[Some records]
****************************************

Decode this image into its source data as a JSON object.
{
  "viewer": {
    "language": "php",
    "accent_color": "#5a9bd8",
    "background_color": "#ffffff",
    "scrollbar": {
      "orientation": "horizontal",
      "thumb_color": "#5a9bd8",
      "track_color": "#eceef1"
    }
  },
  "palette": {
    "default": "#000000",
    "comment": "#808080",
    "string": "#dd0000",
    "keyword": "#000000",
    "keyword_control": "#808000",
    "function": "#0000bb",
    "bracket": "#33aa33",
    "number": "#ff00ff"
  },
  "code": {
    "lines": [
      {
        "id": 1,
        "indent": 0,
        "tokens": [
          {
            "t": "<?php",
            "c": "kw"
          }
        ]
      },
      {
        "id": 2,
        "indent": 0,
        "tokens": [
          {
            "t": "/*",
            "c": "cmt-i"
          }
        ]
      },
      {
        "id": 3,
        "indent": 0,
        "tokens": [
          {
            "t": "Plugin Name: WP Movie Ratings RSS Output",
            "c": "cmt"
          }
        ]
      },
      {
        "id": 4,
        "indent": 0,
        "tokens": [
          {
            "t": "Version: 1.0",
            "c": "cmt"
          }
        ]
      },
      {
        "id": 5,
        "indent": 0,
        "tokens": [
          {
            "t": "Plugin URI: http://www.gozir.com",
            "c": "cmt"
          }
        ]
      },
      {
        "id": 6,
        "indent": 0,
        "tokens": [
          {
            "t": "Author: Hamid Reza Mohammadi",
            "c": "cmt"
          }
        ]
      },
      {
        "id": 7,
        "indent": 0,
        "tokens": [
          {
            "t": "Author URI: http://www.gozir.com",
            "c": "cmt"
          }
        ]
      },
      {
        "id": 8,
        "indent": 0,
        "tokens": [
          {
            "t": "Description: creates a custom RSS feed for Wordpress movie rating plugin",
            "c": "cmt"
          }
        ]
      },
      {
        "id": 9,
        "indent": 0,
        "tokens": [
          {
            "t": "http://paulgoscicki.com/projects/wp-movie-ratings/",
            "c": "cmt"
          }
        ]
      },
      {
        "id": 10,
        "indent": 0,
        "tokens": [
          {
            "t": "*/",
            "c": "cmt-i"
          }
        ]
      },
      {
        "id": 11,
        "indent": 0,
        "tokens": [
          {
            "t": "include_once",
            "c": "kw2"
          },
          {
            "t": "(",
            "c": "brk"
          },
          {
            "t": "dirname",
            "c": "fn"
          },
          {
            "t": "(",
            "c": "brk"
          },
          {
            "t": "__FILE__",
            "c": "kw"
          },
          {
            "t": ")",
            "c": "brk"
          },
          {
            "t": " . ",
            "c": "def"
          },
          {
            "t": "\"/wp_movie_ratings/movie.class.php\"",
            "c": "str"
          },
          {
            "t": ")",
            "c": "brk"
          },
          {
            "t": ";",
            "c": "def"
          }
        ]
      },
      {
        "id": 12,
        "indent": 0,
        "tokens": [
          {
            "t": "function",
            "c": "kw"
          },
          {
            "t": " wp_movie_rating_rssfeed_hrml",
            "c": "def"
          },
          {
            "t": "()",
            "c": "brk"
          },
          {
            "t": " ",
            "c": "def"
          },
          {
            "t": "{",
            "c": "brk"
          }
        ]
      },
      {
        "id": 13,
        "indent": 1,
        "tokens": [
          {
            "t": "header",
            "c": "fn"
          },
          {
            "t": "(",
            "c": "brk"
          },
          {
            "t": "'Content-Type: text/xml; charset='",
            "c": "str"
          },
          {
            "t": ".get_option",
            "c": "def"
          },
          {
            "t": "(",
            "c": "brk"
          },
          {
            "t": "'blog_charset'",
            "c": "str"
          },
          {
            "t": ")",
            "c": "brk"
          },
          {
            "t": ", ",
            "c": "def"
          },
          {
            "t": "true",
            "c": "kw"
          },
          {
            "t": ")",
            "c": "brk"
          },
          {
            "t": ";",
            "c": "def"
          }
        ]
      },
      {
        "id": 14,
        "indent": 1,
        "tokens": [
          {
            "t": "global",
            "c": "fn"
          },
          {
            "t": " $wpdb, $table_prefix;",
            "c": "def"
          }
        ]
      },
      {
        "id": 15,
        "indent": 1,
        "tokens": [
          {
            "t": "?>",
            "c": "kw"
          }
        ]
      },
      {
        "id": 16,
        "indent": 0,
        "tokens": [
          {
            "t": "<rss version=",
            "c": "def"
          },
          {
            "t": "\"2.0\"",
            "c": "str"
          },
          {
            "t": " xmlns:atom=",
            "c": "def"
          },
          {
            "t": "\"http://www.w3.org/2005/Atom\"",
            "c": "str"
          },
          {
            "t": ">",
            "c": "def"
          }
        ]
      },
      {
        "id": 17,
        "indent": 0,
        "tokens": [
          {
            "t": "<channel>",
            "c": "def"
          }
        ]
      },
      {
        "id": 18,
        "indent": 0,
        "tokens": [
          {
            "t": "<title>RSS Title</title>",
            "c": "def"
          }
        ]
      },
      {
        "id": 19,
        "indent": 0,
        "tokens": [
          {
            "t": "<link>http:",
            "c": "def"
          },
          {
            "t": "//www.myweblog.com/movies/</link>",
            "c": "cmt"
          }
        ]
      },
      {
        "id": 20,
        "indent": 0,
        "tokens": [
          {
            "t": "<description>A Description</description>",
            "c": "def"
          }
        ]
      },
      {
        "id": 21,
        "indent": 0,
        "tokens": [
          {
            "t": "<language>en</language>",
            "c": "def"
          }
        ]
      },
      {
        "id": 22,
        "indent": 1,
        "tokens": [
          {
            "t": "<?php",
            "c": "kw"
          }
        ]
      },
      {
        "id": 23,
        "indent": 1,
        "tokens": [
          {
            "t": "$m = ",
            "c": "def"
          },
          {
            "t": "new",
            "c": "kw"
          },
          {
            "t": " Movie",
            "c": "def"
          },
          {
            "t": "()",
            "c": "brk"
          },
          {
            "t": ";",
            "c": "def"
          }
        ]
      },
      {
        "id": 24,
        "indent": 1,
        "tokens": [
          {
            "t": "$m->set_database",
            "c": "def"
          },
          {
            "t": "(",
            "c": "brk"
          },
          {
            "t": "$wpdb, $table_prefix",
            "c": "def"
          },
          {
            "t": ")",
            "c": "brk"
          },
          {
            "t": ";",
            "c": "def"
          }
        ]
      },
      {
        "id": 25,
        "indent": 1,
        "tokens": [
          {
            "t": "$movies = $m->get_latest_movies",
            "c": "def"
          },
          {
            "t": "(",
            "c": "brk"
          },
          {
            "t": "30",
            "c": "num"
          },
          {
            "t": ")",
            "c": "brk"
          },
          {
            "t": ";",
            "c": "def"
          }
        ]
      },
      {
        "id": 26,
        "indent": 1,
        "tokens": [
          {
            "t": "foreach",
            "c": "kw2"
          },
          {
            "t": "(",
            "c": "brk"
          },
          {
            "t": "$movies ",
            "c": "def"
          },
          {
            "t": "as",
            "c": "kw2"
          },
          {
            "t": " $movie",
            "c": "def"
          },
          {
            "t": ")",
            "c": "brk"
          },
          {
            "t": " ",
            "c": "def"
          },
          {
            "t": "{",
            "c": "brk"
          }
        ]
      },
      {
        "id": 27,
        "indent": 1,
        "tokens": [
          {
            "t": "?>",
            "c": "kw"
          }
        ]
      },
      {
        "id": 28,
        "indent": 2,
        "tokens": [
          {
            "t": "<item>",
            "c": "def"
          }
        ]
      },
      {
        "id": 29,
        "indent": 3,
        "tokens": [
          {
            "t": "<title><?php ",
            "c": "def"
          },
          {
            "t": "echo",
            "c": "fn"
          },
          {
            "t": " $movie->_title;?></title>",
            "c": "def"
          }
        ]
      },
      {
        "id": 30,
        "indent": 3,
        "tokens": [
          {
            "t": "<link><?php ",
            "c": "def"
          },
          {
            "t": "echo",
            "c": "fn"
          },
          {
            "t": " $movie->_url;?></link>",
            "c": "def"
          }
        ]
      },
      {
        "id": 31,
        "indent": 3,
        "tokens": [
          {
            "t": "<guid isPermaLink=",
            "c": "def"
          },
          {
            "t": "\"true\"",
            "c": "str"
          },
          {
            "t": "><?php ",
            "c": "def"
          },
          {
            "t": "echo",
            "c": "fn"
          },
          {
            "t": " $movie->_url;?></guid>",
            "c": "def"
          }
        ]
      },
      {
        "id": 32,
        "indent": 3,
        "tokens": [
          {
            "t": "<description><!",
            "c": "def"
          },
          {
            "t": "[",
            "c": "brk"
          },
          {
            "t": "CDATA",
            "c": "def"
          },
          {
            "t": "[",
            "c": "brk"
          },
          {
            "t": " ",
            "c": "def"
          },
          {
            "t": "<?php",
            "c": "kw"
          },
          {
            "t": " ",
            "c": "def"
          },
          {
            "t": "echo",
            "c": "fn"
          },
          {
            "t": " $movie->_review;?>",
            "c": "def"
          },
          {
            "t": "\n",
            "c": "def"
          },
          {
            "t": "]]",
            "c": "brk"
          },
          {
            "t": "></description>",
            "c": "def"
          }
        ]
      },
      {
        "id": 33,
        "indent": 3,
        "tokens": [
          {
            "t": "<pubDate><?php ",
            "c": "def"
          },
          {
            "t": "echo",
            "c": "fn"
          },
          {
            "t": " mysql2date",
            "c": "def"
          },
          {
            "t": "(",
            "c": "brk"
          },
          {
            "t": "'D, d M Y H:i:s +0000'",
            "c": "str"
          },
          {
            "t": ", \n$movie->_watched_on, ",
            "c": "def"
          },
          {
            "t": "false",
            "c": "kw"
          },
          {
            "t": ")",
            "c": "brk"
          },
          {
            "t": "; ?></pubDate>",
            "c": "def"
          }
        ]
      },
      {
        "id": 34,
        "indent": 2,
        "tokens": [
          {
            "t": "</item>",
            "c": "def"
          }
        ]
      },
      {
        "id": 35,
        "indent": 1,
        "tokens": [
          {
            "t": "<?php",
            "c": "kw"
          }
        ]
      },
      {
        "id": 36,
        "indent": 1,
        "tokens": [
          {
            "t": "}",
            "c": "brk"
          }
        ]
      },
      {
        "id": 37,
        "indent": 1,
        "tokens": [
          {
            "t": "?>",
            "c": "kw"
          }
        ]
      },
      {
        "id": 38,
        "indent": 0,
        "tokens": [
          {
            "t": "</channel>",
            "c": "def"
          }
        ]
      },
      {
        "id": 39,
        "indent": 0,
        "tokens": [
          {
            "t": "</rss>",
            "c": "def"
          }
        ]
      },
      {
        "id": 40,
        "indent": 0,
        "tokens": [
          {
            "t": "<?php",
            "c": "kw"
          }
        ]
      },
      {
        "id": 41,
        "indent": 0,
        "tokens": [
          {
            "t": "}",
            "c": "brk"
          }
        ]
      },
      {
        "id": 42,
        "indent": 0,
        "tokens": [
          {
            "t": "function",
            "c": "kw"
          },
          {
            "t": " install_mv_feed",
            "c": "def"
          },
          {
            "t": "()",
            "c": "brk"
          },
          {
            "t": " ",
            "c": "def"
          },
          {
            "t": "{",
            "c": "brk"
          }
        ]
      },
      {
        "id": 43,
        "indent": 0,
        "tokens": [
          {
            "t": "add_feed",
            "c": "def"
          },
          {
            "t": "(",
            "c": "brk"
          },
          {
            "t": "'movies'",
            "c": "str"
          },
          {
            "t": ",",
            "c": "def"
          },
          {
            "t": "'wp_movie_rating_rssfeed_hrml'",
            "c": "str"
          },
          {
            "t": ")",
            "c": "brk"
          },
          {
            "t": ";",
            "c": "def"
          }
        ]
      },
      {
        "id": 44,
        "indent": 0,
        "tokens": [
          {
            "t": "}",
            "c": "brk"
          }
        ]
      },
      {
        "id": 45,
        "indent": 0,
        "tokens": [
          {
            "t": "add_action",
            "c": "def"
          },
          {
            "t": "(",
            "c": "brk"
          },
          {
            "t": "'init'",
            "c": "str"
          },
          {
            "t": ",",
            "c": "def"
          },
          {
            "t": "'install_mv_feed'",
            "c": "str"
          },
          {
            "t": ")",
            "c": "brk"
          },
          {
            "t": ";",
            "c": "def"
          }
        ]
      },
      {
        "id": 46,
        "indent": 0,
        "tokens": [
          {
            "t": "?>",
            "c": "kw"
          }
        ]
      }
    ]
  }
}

****************************************

■ **Your instructions**
Using the listing above, show every line that includes the string "http".

■ **Written response**
            "t": "Plugin URI: http://www.gozir.com",
            "t": "Author URI: http://www.gozir.com",
            "t": "http://paulgoscicki.com/projects/wp-movie-ratings/",
            "t": "\"http://www.w3.org/2005/Atom\"",
            "t": "<link>http:",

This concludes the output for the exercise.